▸ **Vorliegende Einträge**:
════════════════════
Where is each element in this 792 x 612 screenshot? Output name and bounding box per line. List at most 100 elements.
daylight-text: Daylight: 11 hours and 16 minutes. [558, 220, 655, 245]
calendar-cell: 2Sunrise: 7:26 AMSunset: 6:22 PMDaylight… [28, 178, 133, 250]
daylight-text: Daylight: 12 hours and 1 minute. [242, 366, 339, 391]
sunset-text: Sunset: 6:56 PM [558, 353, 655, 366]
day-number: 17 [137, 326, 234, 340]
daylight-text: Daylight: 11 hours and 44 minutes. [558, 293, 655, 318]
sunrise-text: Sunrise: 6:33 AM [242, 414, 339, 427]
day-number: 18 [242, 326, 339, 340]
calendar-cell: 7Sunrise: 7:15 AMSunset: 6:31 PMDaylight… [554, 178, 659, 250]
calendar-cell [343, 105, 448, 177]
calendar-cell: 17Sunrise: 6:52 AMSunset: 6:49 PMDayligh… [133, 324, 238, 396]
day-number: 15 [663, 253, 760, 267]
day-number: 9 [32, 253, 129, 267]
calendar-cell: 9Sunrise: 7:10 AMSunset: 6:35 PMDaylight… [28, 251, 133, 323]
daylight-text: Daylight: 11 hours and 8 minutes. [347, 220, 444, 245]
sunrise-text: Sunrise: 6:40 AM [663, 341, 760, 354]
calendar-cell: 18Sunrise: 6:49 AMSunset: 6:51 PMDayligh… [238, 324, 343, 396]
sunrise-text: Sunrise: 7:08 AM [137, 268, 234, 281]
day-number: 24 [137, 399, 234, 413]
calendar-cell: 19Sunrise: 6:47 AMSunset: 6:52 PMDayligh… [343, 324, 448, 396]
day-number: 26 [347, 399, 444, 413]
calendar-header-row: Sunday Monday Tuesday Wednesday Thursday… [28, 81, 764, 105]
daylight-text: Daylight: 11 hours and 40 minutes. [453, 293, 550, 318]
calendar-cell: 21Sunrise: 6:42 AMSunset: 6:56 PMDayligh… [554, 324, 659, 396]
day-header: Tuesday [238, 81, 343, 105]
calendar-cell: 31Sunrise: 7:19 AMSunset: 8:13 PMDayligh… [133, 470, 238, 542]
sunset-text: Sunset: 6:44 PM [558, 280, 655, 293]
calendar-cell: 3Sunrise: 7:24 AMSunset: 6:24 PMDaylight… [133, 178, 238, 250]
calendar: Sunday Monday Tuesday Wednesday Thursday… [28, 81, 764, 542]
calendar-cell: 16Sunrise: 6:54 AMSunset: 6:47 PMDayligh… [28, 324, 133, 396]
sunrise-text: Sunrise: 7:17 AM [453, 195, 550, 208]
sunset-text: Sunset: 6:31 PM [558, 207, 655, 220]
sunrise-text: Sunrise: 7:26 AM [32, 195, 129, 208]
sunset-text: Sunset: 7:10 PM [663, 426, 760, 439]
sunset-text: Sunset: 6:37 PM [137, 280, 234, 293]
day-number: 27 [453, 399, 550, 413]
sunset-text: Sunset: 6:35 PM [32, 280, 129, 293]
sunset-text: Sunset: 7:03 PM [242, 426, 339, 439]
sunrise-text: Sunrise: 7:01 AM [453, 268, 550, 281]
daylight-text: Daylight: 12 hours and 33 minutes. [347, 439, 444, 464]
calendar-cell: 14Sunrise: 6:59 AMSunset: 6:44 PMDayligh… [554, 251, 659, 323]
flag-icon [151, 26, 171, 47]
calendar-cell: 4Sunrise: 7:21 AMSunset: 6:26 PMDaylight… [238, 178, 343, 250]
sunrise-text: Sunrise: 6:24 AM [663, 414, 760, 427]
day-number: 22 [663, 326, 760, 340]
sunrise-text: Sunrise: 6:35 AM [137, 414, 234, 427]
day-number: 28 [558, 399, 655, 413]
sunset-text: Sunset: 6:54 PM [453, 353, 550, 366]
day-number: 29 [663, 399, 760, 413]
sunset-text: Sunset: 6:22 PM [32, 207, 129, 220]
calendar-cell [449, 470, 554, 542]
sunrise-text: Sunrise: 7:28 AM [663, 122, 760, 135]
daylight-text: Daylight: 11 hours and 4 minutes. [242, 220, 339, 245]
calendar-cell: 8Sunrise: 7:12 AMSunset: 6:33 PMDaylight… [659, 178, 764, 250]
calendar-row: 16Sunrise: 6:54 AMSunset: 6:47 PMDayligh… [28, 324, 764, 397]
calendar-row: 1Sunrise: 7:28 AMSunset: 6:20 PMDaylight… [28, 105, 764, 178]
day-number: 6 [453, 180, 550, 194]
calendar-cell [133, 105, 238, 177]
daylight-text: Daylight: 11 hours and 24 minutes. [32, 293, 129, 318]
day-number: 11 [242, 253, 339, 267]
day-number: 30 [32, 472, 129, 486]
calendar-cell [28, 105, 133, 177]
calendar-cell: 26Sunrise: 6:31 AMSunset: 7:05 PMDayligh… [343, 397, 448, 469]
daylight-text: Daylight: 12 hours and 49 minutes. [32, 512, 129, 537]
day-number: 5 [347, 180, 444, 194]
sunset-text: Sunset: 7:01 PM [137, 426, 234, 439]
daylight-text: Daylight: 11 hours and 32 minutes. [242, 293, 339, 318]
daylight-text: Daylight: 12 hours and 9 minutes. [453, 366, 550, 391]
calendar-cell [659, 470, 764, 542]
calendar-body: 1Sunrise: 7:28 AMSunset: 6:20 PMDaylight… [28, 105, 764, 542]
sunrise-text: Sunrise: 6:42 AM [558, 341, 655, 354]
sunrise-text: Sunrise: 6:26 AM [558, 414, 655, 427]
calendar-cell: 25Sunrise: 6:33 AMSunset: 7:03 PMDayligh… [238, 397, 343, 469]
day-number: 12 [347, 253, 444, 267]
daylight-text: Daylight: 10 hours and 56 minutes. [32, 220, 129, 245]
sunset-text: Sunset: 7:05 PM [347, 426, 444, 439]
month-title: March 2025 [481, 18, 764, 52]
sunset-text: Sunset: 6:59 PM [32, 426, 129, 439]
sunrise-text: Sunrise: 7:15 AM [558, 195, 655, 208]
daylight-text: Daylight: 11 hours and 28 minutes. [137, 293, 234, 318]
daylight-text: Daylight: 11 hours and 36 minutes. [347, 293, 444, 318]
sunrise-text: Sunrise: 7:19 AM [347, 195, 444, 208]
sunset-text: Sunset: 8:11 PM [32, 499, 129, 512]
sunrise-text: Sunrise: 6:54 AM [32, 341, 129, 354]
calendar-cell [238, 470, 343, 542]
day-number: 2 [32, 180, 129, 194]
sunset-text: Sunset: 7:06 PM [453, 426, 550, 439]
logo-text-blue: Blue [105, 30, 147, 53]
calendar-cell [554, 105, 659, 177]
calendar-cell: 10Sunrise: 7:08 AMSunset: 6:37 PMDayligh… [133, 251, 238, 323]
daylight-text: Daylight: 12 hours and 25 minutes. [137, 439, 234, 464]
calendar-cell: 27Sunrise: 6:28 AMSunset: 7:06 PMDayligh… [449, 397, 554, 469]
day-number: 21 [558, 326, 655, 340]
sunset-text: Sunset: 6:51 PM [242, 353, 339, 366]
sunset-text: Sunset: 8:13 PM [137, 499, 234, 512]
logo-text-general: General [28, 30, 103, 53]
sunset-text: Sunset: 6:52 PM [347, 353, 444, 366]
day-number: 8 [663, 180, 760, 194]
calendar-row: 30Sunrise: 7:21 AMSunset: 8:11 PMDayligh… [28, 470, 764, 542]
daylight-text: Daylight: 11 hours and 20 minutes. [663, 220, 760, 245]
════════════════════
▸ **Aufgabe**:
Geben Sie den Abschnitt, der mit dem Anfang der Einträge beginnt und mit der Zeile endet, die „daylight-text: Daylight: 12 hours and 1“ enthält, beide Enden eingeschlossen, Zeile für Zeile unverändert wieder.

▸ **Antwort**:
Where is each element in this 792 x 612 screenshot? Output name and bounding box per line. List at most 100 elements.
daylight-text: Daylight: 11 hours and 16 minutes. [558, 220, 655, 245]
calendar-cell: 2Sunrise: 7:26 AMSunset: 6:22 PMDaylight… [28, 178, 133, 250]
daylight-text: Daylight: 12 hours and 1 minute. [242, 366, 339, 391]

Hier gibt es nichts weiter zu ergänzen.